**** MATERIAL ****
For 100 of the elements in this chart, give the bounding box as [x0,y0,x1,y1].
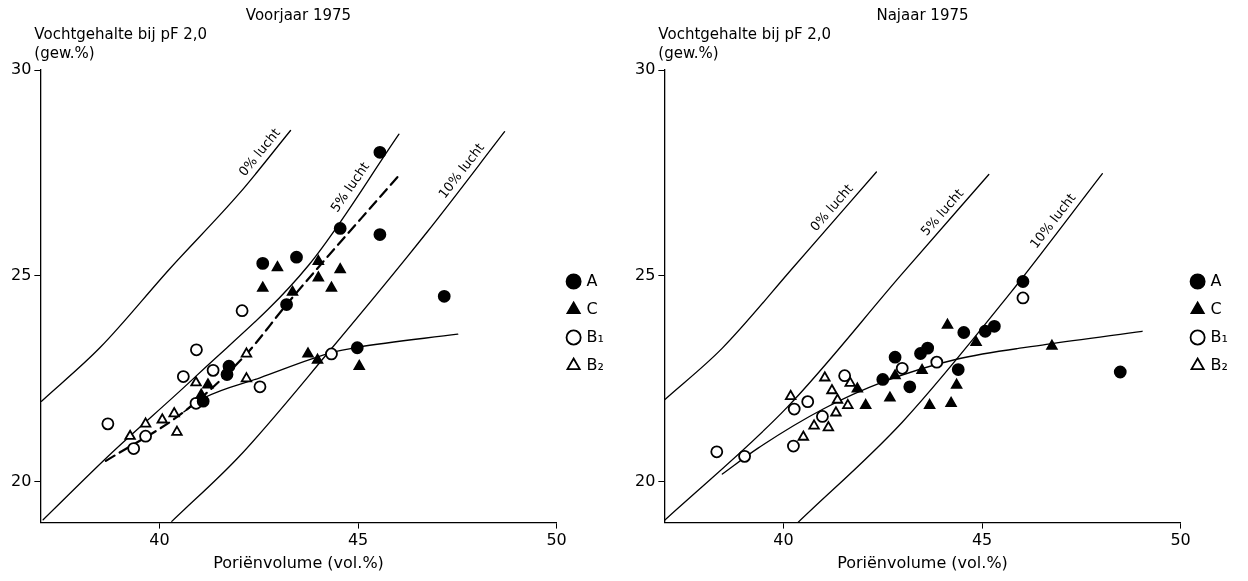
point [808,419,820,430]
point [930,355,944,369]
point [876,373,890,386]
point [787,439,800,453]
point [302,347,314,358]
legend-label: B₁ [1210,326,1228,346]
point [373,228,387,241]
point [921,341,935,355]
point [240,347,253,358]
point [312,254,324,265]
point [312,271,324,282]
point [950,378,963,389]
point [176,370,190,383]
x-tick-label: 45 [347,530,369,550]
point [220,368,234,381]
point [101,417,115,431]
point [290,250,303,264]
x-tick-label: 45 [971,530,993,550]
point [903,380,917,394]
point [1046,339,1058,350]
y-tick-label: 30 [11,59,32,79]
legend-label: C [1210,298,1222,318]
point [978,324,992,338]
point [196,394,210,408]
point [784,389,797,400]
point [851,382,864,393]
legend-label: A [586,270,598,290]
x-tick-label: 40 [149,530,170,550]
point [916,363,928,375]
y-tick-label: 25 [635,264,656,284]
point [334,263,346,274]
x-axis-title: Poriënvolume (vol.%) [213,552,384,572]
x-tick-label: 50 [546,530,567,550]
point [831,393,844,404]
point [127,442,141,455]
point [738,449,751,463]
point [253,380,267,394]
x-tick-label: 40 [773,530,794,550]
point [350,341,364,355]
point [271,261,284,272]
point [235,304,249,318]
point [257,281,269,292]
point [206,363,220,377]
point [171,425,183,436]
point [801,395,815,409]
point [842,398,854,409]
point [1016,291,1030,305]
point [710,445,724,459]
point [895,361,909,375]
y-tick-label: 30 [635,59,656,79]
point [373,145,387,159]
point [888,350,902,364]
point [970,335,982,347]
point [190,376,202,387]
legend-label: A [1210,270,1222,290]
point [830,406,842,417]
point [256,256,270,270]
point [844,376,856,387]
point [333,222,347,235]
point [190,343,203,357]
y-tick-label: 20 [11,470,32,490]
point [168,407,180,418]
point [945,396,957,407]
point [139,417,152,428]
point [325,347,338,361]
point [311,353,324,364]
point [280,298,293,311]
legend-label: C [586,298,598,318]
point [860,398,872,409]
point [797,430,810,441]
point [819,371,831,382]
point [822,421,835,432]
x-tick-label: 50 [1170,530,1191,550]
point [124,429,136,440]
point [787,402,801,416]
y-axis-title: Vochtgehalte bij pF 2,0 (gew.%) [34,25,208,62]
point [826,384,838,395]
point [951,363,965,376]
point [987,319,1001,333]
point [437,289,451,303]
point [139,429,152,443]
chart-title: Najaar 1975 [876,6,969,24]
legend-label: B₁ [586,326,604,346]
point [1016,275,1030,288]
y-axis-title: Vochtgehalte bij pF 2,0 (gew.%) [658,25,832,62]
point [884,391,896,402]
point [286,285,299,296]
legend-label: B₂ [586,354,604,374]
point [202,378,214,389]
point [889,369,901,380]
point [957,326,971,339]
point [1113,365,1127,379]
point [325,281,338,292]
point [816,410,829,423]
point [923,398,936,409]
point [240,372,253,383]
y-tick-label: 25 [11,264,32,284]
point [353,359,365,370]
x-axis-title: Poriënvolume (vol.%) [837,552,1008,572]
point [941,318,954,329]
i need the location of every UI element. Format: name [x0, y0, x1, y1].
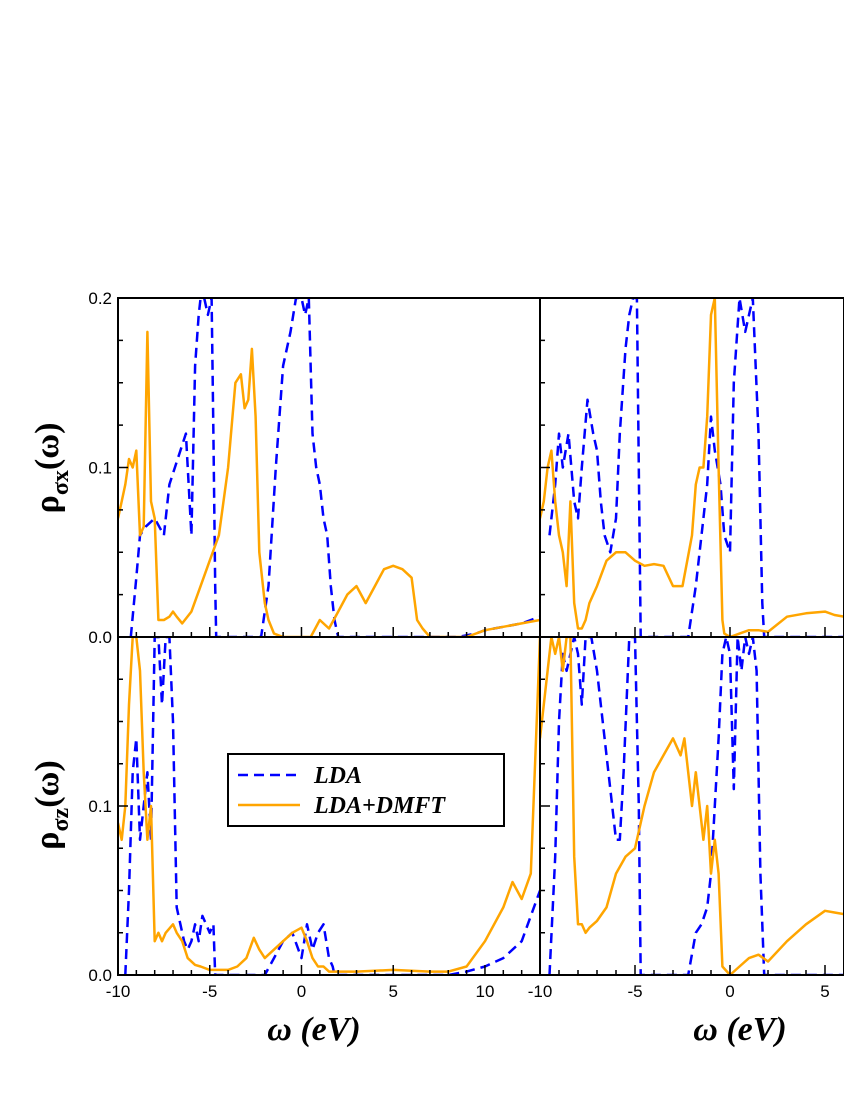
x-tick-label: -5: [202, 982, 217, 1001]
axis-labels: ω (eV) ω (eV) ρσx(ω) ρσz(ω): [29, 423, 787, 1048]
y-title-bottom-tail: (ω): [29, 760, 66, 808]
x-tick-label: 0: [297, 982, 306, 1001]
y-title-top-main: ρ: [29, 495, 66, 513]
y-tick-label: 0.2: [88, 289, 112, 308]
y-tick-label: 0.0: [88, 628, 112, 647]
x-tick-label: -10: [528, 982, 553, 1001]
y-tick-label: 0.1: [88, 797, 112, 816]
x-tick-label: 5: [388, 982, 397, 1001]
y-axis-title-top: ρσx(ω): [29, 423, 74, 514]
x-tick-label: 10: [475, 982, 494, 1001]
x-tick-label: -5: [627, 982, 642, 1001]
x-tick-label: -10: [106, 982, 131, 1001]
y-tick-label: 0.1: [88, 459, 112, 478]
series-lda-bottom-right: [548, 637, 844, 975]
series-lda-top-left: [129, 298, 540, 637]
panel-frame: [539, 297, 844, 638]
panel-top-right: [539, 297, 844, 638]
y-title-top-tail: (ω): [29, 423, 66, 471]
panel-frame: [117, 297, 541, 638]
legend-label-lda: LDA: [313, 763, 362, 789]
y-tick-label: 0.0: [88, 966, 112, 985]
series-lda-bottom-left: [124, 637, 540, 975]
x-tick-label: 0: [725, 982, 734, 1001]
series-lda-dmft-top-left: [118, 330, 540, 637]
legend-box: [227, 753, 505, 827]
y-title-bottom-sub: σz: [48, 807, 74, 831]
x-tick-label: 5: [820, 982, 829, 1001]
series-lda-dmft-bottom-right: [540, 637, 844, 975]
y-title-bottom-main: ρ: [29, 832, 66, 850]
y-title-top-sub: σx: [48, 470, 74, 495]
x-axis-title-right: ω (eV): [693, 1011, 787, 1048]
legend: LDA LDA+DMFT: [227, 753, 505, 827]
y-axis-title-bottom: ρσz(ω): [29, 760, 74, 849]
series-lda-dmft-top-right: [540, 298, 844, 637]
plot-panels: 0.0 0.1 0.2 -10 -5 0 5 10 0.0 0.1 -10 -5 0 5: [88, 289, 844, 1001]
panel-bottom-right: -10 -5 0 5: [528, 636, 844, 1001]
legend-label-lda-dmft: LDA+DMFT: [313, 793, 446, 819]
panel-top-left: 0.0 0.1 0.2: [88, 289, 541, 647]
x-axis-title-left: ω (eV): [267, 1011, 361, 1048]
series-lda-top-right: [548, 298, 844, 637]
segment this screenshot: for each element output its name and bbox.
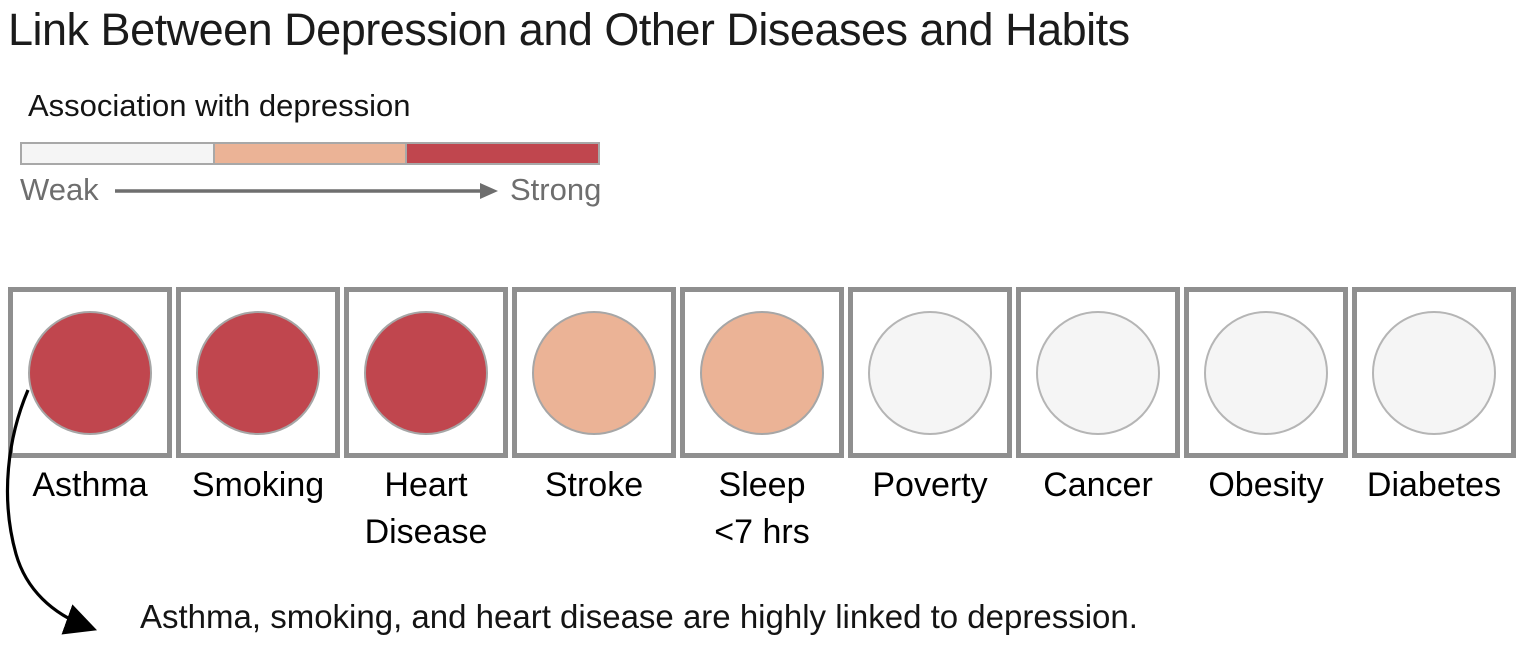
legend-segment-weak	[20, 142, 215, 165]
****
**WRITTEN INSTRUCTION**. Return each row above that contains the string "legend", with case counting in the match.

**OUTPUT OF THE TASK**.
legend-label: B₁ [1210,326,1228,346]
legend-label: C [1210,298,1222,318]
legend-label: A [586,270,598,290]
legend-label: A [1210,270,1222,290]
legend-label: C [586,298,598,318]
legend-label: B₁ [586,326,604,346]
legend-label: B₂ [586,354,604,374]
legend-label-lda: LDA: [313, 763, 362, 789]
legend-box: [227, 753, 505, 827]
legend: LDA LDA+DMFT: [227, 753, 505, 827]
legend-label-lda-dmft: LDA+DMFT: [313, 793, 446, 819]
legend-segment-weak	[20, 142, 215, 165]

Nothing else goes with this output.